[Exercise brief] Reproduce the data exactly and drop any pictures it holds.

[Dataset records]
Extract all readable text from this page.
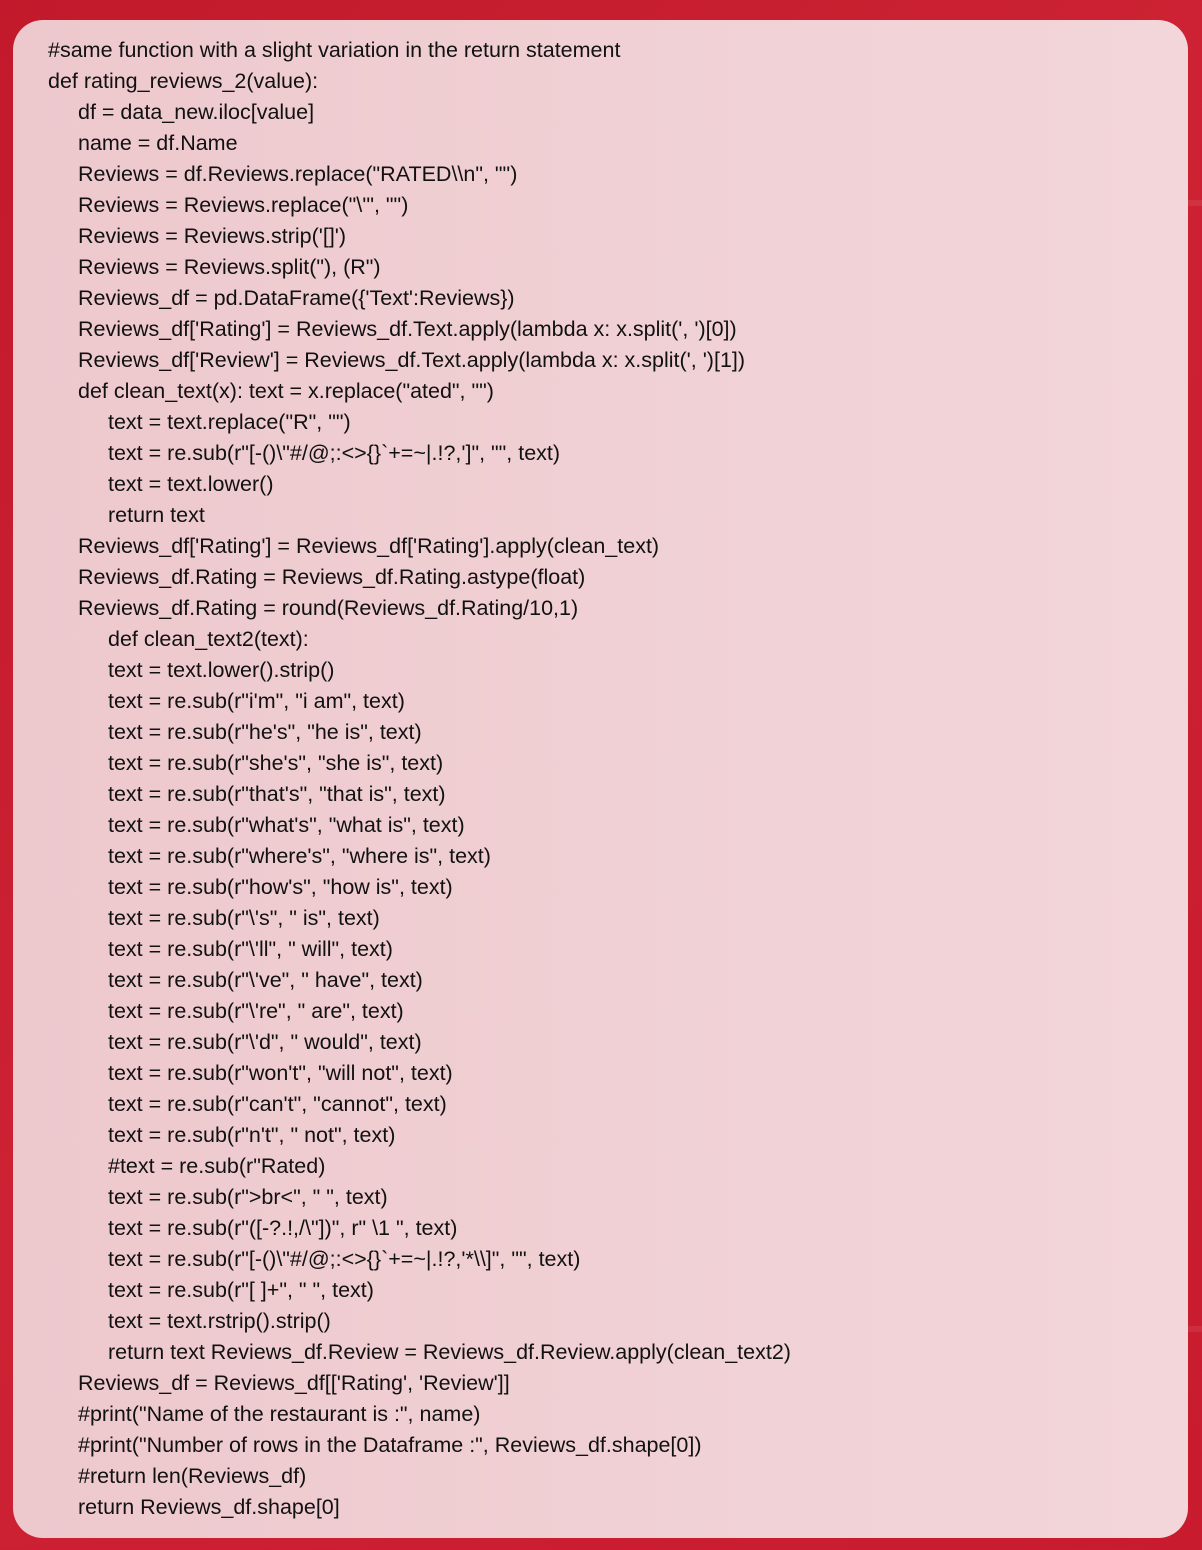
#same function with a slight variation in the return statement
def rating_reviews_2(value):
df = data_new.iloc[value]
name = df.Name
Reviews = df.Reviews.replace("RATED\\n", "")
Reviews = Reviews.replace("\'", "")
Reviews = Reviews.strip('[]')
Reviews = Reviews.split("), (R")
Reviews_df = pd.DataFrame({'Text':Reviews})
Reviews_df['Rating'] = Reviews_df.Text.apply(lambda x: x.split(', ')[0])
Reviews_df['Review'] = Reviews_df.Text.apply(lambda x: x.split(', ')[1])
def clean_text(x): text = x.replace("ated", "")
text = text.replace("R", "")
text = re.sub(r"[-()\"#/@;:<>{}`+=~|.!?,']", "", text)
text = text.lower()
return text
Reviews_df['Rating'] = Reviews_df['Rating'].apply(clean_text)
Reviews_df.Rating = Reviews_df.Rating.astype(float)
Reviews_df.Rating = round(Reviews_df.Rating/10,1)
def clean_text2(text):
text = text.lower().strip()
text = re.sub(r"i'm", "i am", text)
text = re.sub(r"he's", "he is", text)
text = re.sub(r"she's", "she is", text)
text = re.sub(r"that's", "that is", text)
text = re.sub(r"what's", "what is", text)
text = re.sub(r"where's", "where is", text)
text = re.sub(r"how's", "how is", text)
text = re.sub(r"\'s", " is", text)
text = re.sub(r"\'ll", " will", text)
text = re.sub(r"\'ve", " have", text)
text = re.sub(r"\'re", " are", text)
text = re.sub(r"\'d", " would", text)
text = re.sub(r"won't", "will not", text)
text = re.sub(r"can't", "cannot", text)
text = re.sub(r"n't", " not", text)
#text = re.sub(r"Rated)
text = re.sub(r">br<", " ", text)
text = re.sub(r"([-?.!,/\"])", r" \1 ", text)
text = re.sub(r"[-()\"#/@;:<>{}`+=~|.!?,'*\\]", "", text)
text = re.sub(r"[ ]+", " ", text)
text = text.rstrip().strip()
return text Reviews_df.Review = Reviews_df.Review.apply(clean_text2)
Reviews_df = Reviews_df[['Rating', 'Review']]
#print("Name of the restaurant is :", name)
#print("Number of rows in the Dataframe :", Reviews_df.shape[0])
#return len(Reviews_df)
return Reviews_df.shape[0]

[Problem solution]
Extract all readable text from this page.
#same function with a slight variation in the return statement
def rating_reviews_2(value):
df = data_new.iloc[value]
name = df.Name
Reviews = df.Reviews.replace("RATED\\n", "")
Reviews = Reviews.replace("\'", "")
Reviews = Reviews.strip('[]')
Reviews = Reviews.split("), (R")
Reviews_df = pd.DataFrame({'Text':Reviews})
Reviews_df['Rating'] = Reviews_df.Text.apply(lambda x: x.split(', ')[0])
Reviews_df['Review'] = Reviews_df.Text.apply(lambda x: x.split(', ')[1])
def clean_text(x): text = x.replace("ated", "")
text = text.replace("R", "")
text = re.sub(r"[-()\"#/@;:<>{}`+=~|.!?,']", "", text)
text = text.lower()
return text
Reviews_df['Rating'] = Reviews_df['Rating'].apply(clean_text)
Reviews_df.Rating = Reviews_df.Rating.astype(float)
Reviews_df.Rating = round(Reviews_df.Rating/10,1)
def clean_text2(text):
text = text.lower().strip()
text = re.sub(r"i'm", "i am", text)
text = re.sub(r"he's", "he is", text)
text = re.sub(r"she's", "she is", text)
text = re.sub(r"that's", "that is", text)
text = re.sub(r"what's", "what is", text)
text = re.sub(r"where's", "where is", text)
text = re.sub(r"how's", "how is", text)
text = re.sub(r"\'s", " is", text)
text = re.sub(r"\'ll", " will", text)
text = re.sub(r"\'ve", " have", text)
text = re.sub(r"\'re", " are", text)
text = re.sub(r"\'d", " would", text)
text = re.sub(r"won't", "will not", text)
text = re.sub(r"can't", "cannot", text)
text = re.sub(r"n't", " not", text)
#text = re.sub(r"Rated)
text = re.sub(r">br<", " ", text)
text = re.sub(r"([-?.!,/\"])", r" \1 ", text)
text = re.sub(r"[-()\"#/@;:<>{}`+=~|.!?,'*\\]", "", text)
text = re.sub(r"[ ]+", " ", text)
text = text.rstrip().strip()
return text Reviews_df.Review = Reviews_df.Review.apply(clean_text2)
Reviews_df = Reviews_df[['Rating', 'Review']]
#print("Name of the restaurant is :", name)
#print("Number of rows in the Dataframe :", Reviews_df.shape[0])
#return len(Reviews_df)
return Reviews_df.shape[0]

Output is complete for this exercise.